• INSTRUCTIONS FOR THE TASK: Copy each line where the word "hamper" occurs.

====== AVAILABLE RECORDS

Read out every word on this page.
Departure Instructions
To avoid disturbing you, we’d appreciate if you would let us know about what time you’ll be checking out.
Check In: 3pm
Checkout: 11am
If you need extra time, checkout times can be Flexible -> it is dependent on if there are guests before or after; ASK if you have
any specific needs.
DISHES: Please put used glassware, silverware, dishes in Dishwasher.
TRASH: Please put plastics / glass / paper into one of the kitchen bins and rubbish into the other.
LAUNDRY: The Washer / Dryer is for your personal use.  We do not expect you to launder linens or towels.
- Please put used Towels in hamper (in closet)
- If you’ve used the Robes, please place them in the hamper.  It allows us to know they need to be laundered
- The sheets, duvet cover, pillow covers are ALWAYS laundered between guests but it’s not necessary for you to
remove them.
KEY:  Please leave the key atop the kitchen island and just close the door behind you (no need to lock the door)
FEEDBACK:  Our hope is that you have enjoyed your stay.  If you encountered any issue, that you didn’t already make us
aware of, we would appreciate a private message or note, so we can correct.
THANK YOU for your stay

============

• SOLUTION:
- Please put used Towels in hamper (in closet)
- If you’ve used the Robes, please place them in the hamper.  It allows us to know they need to be laundered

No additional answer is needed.